The records »
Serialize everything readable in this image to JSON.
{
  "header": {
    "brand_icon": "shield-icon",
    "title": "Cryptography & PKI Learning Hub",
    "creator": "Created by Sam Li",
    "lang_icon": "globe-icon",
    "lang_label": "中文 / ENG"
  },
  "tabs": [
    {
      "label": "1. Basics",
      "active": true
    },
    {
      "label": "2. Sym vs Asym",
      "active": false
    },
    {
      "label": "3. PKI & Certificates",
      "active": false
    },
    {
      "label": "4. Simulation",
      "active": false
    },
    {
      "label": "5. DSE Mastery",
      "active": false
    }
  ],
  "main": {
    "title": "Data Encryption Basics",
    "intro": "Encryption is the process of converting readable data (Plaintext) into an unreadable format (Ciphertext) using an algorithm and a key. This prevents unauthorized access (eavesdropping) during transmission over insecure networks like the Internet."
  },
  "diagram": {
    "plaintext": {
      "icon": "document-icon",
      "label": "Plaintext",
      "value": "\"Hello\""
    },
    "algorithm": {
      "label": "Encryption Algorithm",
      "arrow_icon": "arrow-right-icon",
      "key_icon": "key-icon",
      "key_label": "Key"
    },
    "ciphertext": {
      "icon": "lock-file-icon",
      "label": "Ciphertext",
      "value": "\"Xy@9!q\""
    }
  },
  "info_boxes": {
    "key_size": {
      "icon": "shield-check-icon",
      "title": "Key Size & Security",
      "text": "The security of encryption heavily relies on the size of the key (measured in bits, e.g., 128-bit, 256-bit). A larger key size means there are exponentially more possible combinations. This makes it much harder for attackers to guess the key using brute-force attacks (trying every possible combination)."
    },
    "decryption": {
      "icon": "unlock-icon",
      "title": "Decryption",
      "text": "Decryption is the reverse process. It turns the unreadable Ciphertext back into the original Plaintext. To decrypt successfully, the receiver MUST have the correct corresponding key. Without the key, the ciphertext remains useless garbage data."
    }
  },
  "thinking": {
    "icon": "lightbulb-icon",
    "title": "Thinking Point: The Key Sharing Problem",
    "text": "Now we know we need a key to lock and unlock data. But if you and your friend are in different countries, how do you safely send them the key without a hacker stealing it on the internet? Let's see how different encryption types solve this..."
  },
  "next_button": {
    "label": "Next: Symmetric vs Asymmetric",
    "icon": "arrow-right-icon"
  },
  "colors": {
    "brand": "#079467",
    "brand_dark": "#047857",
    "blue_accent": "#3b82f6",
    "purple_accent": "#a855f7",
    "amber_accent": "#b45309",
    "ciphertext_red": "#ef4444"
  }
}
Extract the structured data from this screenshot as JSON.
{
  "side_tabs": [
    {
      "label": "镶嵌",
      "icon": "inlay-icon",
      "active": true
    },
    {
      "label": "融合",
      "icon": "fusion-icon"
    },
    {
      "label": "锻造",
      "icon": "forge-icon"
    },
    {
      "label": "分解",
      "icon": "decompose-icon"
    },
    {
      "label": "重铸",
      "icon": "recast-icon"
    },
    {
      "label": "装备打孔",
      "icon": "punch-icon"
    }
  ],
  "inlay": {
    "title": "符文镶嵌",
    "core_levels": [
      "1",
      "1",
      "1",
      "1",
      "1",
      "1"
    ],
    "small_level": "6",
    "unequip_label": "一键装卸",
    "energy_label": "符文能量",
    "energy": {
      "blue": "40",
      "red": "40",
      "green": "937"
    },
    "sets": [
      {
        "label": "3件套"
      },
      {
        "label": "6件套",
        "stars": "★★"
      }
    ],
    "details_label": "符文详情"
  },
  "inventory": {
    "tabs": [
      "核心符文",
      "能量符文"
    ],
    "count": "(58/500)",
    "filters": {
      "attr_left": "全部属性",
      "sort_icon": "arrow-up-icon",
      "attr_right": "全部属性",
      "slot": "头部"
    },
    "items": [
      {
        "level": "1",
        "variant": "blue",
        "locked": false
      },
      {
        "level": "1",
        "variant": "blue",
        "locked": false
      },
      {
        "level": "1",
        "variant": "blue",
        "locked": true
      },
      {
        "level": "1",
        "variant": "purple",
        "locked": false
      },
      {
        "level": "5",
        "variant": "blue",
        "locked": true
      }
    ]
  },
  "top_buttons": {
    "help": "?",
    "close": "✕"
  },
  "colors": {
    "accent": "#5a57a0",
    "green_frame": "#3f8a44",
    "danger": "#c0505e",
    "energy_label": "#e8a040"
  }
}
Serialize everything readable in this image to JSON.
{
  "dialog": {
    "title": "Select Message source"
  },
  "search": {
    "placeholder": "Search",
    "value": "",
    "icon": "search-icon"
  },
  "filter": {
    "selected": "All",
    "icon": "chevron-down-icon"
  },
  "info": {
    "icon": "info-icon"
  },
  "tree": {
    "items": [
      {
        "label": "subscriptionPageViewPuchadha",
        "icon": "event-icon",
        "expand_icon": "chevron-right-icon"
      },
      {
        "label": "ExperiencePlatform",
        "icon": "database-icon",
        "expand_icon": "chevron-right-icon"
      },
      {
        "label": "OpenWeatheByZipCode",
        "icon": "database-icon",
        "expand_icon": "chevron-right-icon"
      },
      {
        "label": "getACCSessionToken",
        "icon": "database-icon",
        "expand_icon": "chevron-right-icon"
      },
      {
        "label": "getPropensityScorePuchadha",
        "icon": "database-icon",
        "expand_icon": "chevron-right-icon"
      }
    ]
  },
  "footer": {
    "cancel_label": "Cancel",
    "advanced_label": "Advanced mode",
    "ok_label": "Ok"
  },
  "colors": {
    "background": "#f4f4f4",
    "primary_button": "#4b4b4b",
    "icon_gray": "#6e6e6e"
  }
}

Exercise requirements »
Reproduce the material above without altering a single character.

Correct result »
Serialize everything readable in this image to JSON.
{
  "header": {
    "brand_icon": "shield-icon",
    "title": "Cryptography & PKI Learning Hub",
    "creator": "Created by Sam Li",
    "lang_icon": "globe-icon",
    "lang_label": "中文 / ENG"
  },
  "tabs": [
    {
      "label": "1. Basics",
      "active": true
    },
    {
      "label": "2. Sym vs Asym",
      "active": false
    },
    {
      "label": "3. PKI & Certificates",
      "active": false
    },
    {
      "label": "4. Simulation",
      "active": false
    },
    {
      "label": "5. DSE Mastery",
      "active": false
    }
  ],
  "main": {
    "title": "Data Encryption Basics",
    "intro": "Encryption is the process of converting readable data (Plaintext) into an unreadable format (Ciphertext) using an algorithm and a key. This prevents unauthorized access (eavesdropping) during transmission over insecure networks like the Internet."
  },
  "diagram": {
    "plaintext": {
      "icon": "document-icon",
      "label": "Plaintext",
      "value": "\"Hello\""
    },
    "algorithm": {
      "label": "Encryption Algorithm",
      "arrow_icon": "arrow-right-icon",
      "key_icon": "key-icon",
      "key_label": "Key"
    },
    "ciphertext": {
      "icon": "lock-file-icon",
      "label": "Ciphertext",
      "value": "\"Xy@9!q\""
    }
  },
  "info_boxes": {
    "key_size": {
      "icon": "shield-check-icon",
      "title": "Key Size & Security",
      "text": "The security of encryption heavily relies on the size of the key (measured in bits, e.g., 128-bit, 256-bit). A larger key size means there are exponentially more possible combinations. This makes it much harder for attackers to guess the key using brute-force attacks (trying every possible combination)."
    },
    "decryption": {
      "icon": "unlock-icon",
      "title": "Decryption",
      "text": "Decryption is the reverse process. It turns the unreadable Ciphertext back into the original Plaintext. To decrypt successfully, the receiver MUST have the correct corresponding key. Without the key, the ciphertext remains useless garbage data."
    }
  },
  "thinking": {
    "icon": "lightbulb-icon",
    "title": "Thinking Point: The Key Sharing Problem",
    "text": "Now we know we need a key to lock and unlock data. But if you and your friend are in different countries, how do you safely send them the key without a hacker stealing it on the internet? Let's see how different encryption types solve this..."
  },
  "next_button": {
    "label": "Next: Symmetric vs Asymmetric",
    "icon": "arrow-right-icon"
  },
  "colors": {
    "brand": "#079467",
    "brand_dark": "#047857",
    "blue_accent": "#3b82f6",
    "purple_accent": "#a855f7",
    "amber_accent": "#b45309",
    "ciphertext_red": "#ef4444"
  }
}
Extract the structured data from this screenshot as JSON.
{
  "side_tabs": [
    {
      "label": "镶嵌",
      "icon": "inlay-icon",
      "active": true
    },
    {
      "label": "融合",
      "icon": "fusion-icon"
    },
    {
      "label": "锻造",
      "icon": "forge-icon"
    },
    {
      "label": "分解",
      "icon": "decompose-icon"
    },
    {
      "label": "重铸",
      "icon": "recast-icon"
    },
    {
      "label": "装备打孔",
      "icon": "punch-icon"
    }
  ],
  "inlay": {
    "title": "符文镶嵌",
    "core_levels": [
      "1",
      "1",
      "1",
      "1",
      "1",
      "1"
    ],
    "small_level": "6",
    "unequip_label": "一键装卸",
    "energy_label": "符文能量",
    "energy": {
      "blue": "40",
      "red": "40",
      "green": "937"
    },
    "sets": [
      {
        "label": "3件套"
      },
      {
        "label": "6件套",
        "stars": "★★"
      }
    ],
    "details_label": "符文详情"
  },
  "inventory": {
    "tabs": [
      "核心符文",
      "能量符文"
    ],
    "count": "(58/500)",
    "filters": {
      "attr_left": "全部属性",
      "sort_icon": "arrow-up-icon",
      "attr_right": "全部属性",
      "slot": "头部"
    },
    "items": [
      {
        "level": "1",
        "variant": "blue",
        "locked": false
      },
      {
        "level": "1",
        "variant": "blue",
        "locked": false
      },
      {
        "level": "1",
        "variant": "blue",
        "locked": true
      },
      {
        "level": "1",
        "variant": "purple",
        "locked": false
      },
      {
        "level": "5",
        "variant": "blue",
        "locked": true
      }
    ]
  },
  "top_buttons": {
    "help": "?",
    "close": "✕"
  },
  "colors": {
    "accent": "#5a57a0",
    "green_frame": "#3f8a44",
    "danger": "#c0505e",
    "energy_label": "#e8a040"
  }
}
Serialize everything readable in this image to JSON.
{
  "dialog": {
    "title": "Select Message source"
  },
  "search": {
    "placeholder": "Search",
    "value": "",
    "icon": "search-icon"
  },
  "filter": {
    "selected": "All",
    "icon": "chevron-down-icon"
  },
  "info": {
    "icon": "info-icon"
  },
  "tree": {
    "items": [
      {
        "label": "subscriptionPageViewPuchadha",
        "icon": "event-icon",
        "expand_icon": "chevron-right-icon"
      },
      {
        "label": "ExperiencePlatform",
        "icon": "database-icon",
        "expand_icon": "chevron-right-icon"
      },
      {
        "label": "OpenWeatheByZipCode",
        "icon": "database-icon",
        "expand_icon": "chevron-right-icon"
      },
      {
        "label": "getACCSessionToken",
        "icon": "database-icon",
        "expand_icon": "chevron-right-icon"
      },
      {
        "label": "getPropensityScorePuchadha",
        "icon": "database-icon",
        "expand_icon": "chevron-right-icon"
      }
    ]
  },
  "footer": {
    "cancel_label": "Cancel",
    "advanced_label": "Advanced mode",
    "ok_label": "Ok"
  },
  "colors": {
    "background": "#f4f4f4",
    "primary_button": "#4b4b4b",
    "icon_gray": "#6e6e6e"
  }
}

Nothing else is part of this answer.